__Work instructions__: Output all entries verbatim. Skip pictures.

__Task material__:
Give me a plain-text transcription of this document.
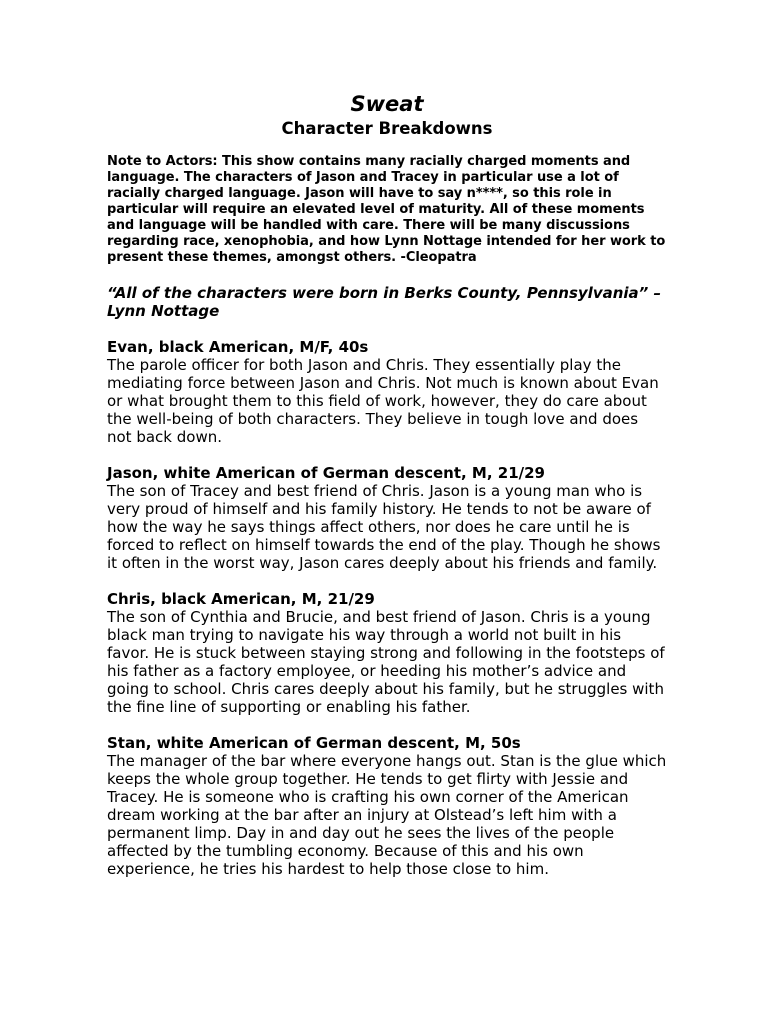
Sweat
Character Breakdowns

Note to Actors: This show contains many racially charged moments and language. The characters of Jason and Tracey in particular use a lot of racially charged language. Jason will have to say n****, so this role in particular will require an elevated level of maturity. All of these moments and language will be handled with care. There will be many discussions regarding race, xenophobia, and how Lynn Nottage intended for her work to present these themes, amongst others. -Cleopatra

“All of the characters were born in Berks County, Pennsylvania” – Lynn Nottage

Evan, black American, M/F, 40s

The parole officer for both Jason and Chris. They essentially play the mediating force between Jason and Chris. Not much is known about Evan or what brought them to this field of work, however, they do care about the well-being of both characters. They believe in tough love and does not back down.

Jason, white American of German descent, M, 21/29

The son of Tracey and best friend of Chris. Jason is a young man who is very proud of himself and his family history. He tends to not be aware of how the way he says things affect others, nor does he care until he is forced to reflect on himself towards the end of the play. Though he shows it often in the worst way, Jason cares deeply about his friends and family.

Chris, black American, M, 21/29

The son of Cynthia and Brucie, and best friend of Jason. Chris is a young black man trying to navigate his way through a world not built in his favor. He is stuck between staying strong and following in the footsteps of his father as a factory employee, or heeding his mother’s advice and going to school. Chris cares deeply about his family, but he struggles with the fine line of supporting or enabling his father.

Stan, white American of German descent, M, 50s

The manager of the bar where everyone hangs out. Stan is the glue which keeps the whole group together. He tends to get flirty with Jessie and Tracey. He is someone who is crafting his own corner of the American dream working at the bar after an injury at Olstead’s left him with a permanent limp. Day in and day out he sees the lives of the people affected by the tumbling economy. Because of this and his own experience, he tries his hardest to help those close to him.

__Reply to the exercise__:
Give me a plain-text transcription of this document.
Sweat
Character Breakdowns

Note to Actors: This show contains many racially charged moments and language. The characters of Jason and Tracey in particular use a lot of racially charged language. Jason will have to say n****, so this role in particular will require an elevated level of maturity. All of these moments and language will be handled with care. There will be many discussions regarding race, xenophobia, and how Lynn Nottage intended for her work to present these themes, amongst others. -Cleopatra

“All of the characters were born in Berks County, Pennsylvania” – Lynn Nottage

Evan, black American, M/F, 40s

The parole officer for both Jason and Chris. They essentially play the mediating force between Jason and Chris. Not much is known about Evan or what brought them to this field of work, however, they do care about the well-being of both characters. They believe in tough love and does not back down.

Jason, white American of German descent, M, 21/29

The son of Tracey and best friend of Chris. Jason is a young man who is very proud of himself and his family history. He tends to not be aware of how the way he says things affect others, nor does he care until he is forced to reflect on himself towards the end of the play. Though he shows it often in the worst way, Jason cares deeply about his friends and family.

Chris, black American, M, 21/29

The son of Cynthia and Brucie, and best friend of Jason. Chris is a young black man trying to navigate his way through a world not built in his favor. He is stuck between staying strong and following in the footsteps of his father as a factory employee, or heeding his mother’s advice and going to school. Chris cares deeply about his family, but he struggles with the fine line of supporting or enabling his father.

Stan, white American of German descent, M, 50s

The manager of the bar where everyone hangs out. Stan is the glue which keeps the whole group together. He tends to get flirty with Jessie and Tracey. He is someone who is crafting his own corner of the American dream working at the bar after an injury at Olstead’s left him with a permanent limp. Day in and day out he sees the lives of the people affected by the tumbling economy. Because of this and his own experience, he tries his hardest to help those close to him.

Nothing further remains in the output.